■ **Do this**
Leave out any picture and return the remaining listing below exactly as given.

■ **Provided data**
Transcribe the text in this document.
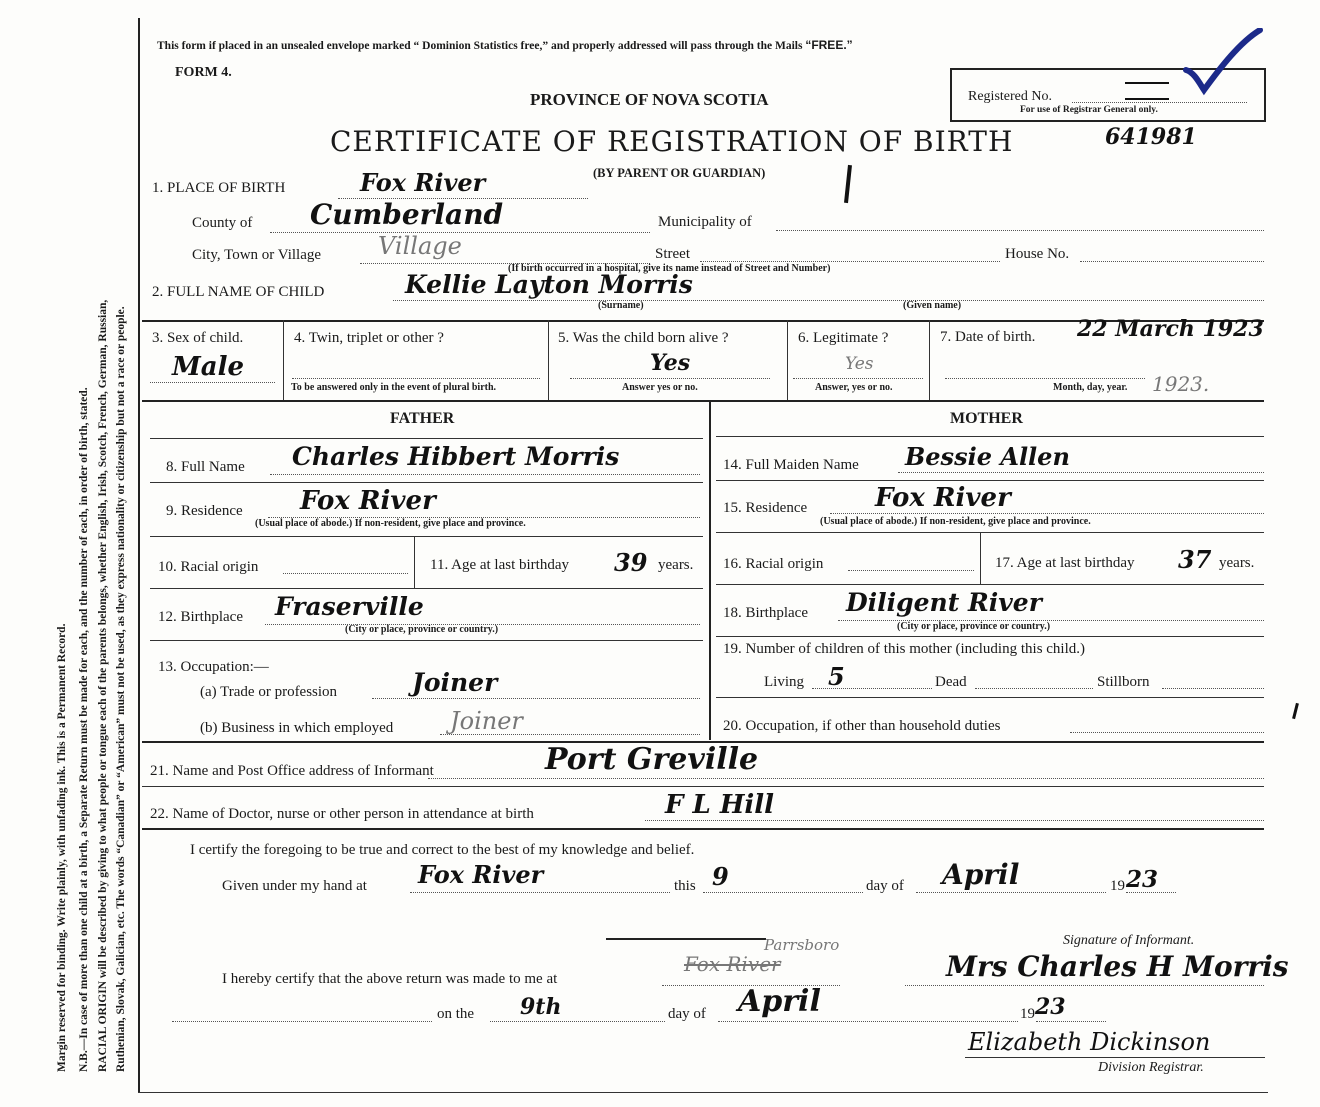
Margin reserved for binding. Write plainly, with unfading ink. This is a Permanent Record. N.B.—In case of more than one child at a birth, a Separate Return must be made for each, and the number of each, in order of birth, stated. RACIAL ORIGIN will be described by giving to what people or tongue each of the parents belongs, whether English, Irish, Scotch, French, German, Russian, Ruthenian, Slovak, Galician, etc. The words “Canadian” or “American” must not be used, as they express nationality or citizenship but not a race or people.
This form if placed in an unsealed envelope marked “ Dominion Statistics free,” and properly addressed will pass through the Mails “FREE.”
FORM 4.
Registered No.
For use of Registrar General only.
PROVINCE OF NOVA SCOTIA
CERTIFICATE OF REGISTRATION OF BIRTH	641981
(BY PARENT OR GUARDIAN)
1. PLACE OF BIRTH	Fox River
County of Cumberland	Municipality of
City, Town or Village Village	Street	House No.
(If birth occurred in a hospital, give its name instead of Street and Number)
2. FULL NAME OF CHILD	Kellie Layton Morris
(Surname)	(Given name)
3. Sex of child.
Male
4. Twin, triplet or other ?
To be answered only in the event of plural birth.
5. Was the child born alive ?
Yes
Answer yes or no.
6. Legitimate ?
Yes
Answer, yes or no.
7. Date of birth. 22 March 1923
Month, day, year. 1923.
FATHER	MOTHER
8. Full Name Charles Hibbert Morris
9. Residence Fox River
(Usual place of abode.) If non-resident, give place and province.
10. Racial origin	11. Age at last birthday 39 years.
12. Birthplace Fraserville
(City or place, province or country.)
13. Occupation:—
(a) Trade or profession	Joiner
(b) Business in which employed Joiner
14. Full Maiden Name Bessie Allen
15. Residence	Fox River
(Usual place of abode.) If non-resident, give place and province.
16. Racial origin	17. Age at last birthday 37 years.
18. Birthplace Diligent River
(City or place, province or country.)
19. Number of children of this mother (including this child.)
Living 5	Dead	Stillborn
20. Occupation, if other than household duties
21. Name and Post Office address of Informant	Port Greville
22. Name of Doctor, nurse or other person in attendance at birth	F L Hill
I certify the foregoing to be true and correct to the best of my knowledge and belief.
Given under my hand at Fox River	this 9	day of April	19 23
Signature of Informant.
I hereby certify that the above return was made to me at
Parrsboro
Fox River	Mrs Charles H Morris
on the 9th	day of April	19 23
Elizabeth Dickinson
Division Registrar.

■ **The output**
Transcribe the text in this document.
Margin reserved for binding. Write plainly, with unfading ink. This is a Permanent Record. N.B.—In case of more than one child at a birth, a Separate Return must be made for each, and the number of each, in order of birth, stated. RACIAL ORIGIN will be described by giving to what people or tongue each of the parents belongs, whether English, Irish, Scotch, French, German, Russian, Ruthenian, Slovak, Galician, etc. The words “Canadian” or “American” must not be used, as they express nationality or citizenship but not a race or people.
This form if placed in an unsealed envelope marked “ Dominion Statistics free,” and properly addressed will pass through the Mails “FREE.”
FORM 4.
Registered No.
For use of Registrar General only.
PROVINCE OF NOVA SCOTIA
CERTIFICATE OF REGISTRATION OF BIRTH	641981
(BY PARENT OR GUARDIAN)
1. PLACE OF BIRTH	Fox River
County of Cumberland	Municipality of
City, Town or Village Village	Street	House No.
(If birth occurred in a hospital, give its name instead of Street and Number)
2. FULL NAME OF CHILD	Kellie Layton Morris
(Surname)	(Given name)
3. Sex of child.
Male
4. Twin, triplet or other ?
To be answered only in the event of plural birth.
5. Was the child born alive ?
Yes
Answer yes or no.
6. Legitimate ?
Yes
Answer, yes or no.
7. Date of birth. 22 March 1923
Month, day, year. 1923.
FATHER	MOTHER
8. Full Name Charles Hibbert Morris
9. Residence Fox River
(Usual place of abode.) If non-resident, give place and province.
10. Racial origin	11. Age at last birthday 39 years.
12. Birthplace Fraserville
(City or place, province or country.)
13. Occupation:—
(a) Trade or profession	Joiner
(b) Business in which employed Joiner
14. Full Maiden Name Bessie Allen
15. Residence	Fox River
(Usual place of abode.) If non-resident, give place and province.
16. Racial origin	17. Age at last birthday 37 years.
18. Birthplace Diligent River
(City or place, province or country.)
19. Number of children of this mother (including this child.)
Living 5	Dead	Stillborn
20. Occupation, if other than household duties
21. Name and Post Office address of Informant	Port Greville
22. Name of Doctor, nurse or other person in attendance at birth	F L Hill
I certify the foregoing to be true and correct to the best of my knowledge and belief.
Given under my hand at Fox River	this 9	day of April	19 23
Signature of Informant.
I hereby certify that the above return was made to me at
Parrsboro
Fox River	Mrs Charles H Morris
on the 9th	day of April	19 23
Elizabeth Dickinson
Division Registrar.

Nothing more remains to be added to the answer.